==== PROVIDED DATA
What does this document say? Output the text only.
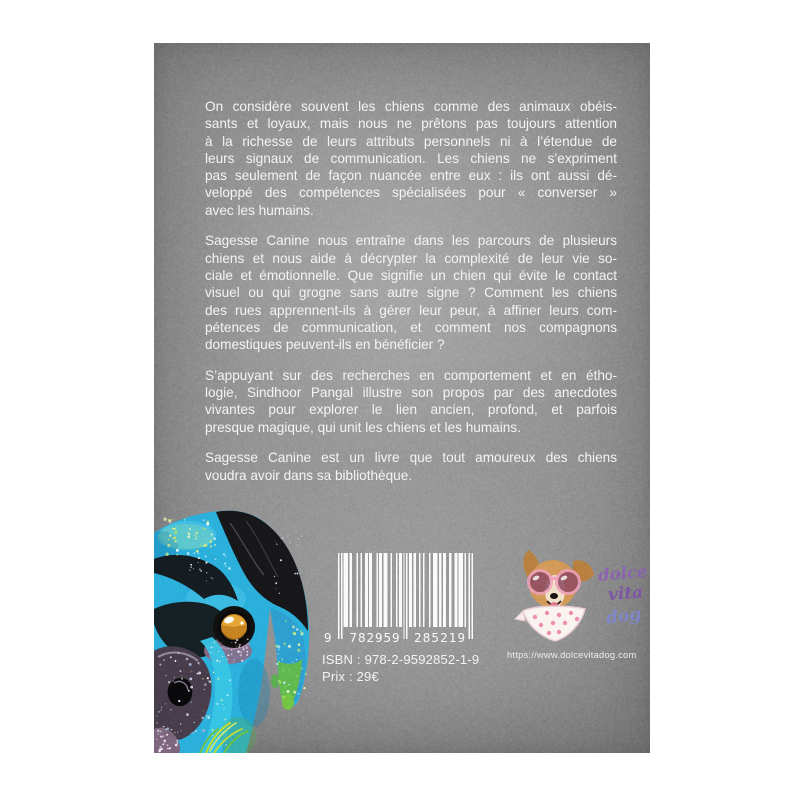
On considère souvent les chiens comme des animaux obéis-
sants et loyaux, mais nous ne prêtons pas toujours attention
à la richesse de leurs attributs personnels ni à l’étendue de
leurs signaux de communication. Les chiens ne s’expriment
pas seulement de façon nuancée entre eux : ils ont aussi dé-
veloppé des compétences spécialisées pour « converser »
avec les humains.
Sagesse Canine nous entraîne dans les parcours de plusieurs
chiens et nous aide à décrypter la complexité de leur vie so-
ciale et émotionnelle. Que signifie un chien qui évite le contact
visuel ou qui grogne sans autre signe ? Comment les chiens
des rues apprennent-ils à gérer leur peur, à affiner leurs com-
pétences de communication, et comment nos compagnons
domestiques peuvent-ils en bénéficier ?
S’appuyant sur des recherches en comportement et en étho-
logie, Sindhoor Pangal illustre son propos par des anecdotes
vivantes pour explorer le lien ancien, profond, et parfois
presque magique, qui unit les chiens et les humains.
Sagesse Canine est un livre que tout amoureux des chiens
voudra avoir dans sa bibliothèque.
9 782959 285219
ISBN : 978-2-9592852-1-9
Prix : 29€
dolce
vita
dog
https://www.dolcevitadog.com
========
▶ [TASK DIRECTIONS] Make a verbatim copy of all the entries and strip out the pictures.

▶ [EXERCISE OUTPUT]
What does this document say? Output the text only.
On considère souvent les chiens comme des animaux obéis-
sants et loyaux, mais nous ne prêtons pas toujours attention
à la richesse de leurs attributs personnels ni à l’étendue de
leurs signaux de communication. Les chiens ne s’expriment
pas seulement de façon nuancée entre eux : ils ont aussi dé-
veloppé des compétences spécialisées pour « converser »
avec les humains.
Sagesse Canine nous entraîne dans les parcours de plusieurs
chiens et nous aide à décrypter la complexité de leur vie so-
ciale et émotionnelle. Que signifie un chien qui évite le contact
visuel ou qui grogne sans autre signe ? Comment les chiens
des rues apprennent-ils à gérer leur peur, à affiner leurs com-
pétences de communication, et comment nos compagnons
domestiques peuvent-ils en bénéficier ?
S’appuyant sur des recherches en comportement et en étho-
logie, Sindhoor Pangal illustre son propos par des anecdotes
vivantes pour explorer le lien ancien, profond, et parfois
presque magique, qui unit les chiens et les humains.
Sagesse Canine est un livre que tout amoureux des chiens
voudra avoir dans sa bibliothèque.
9 782959 285219
ISBN : 978-2-9592852-1-9
Prix : 29€
dolce
vita
dog
https://www.dolcevitadog.com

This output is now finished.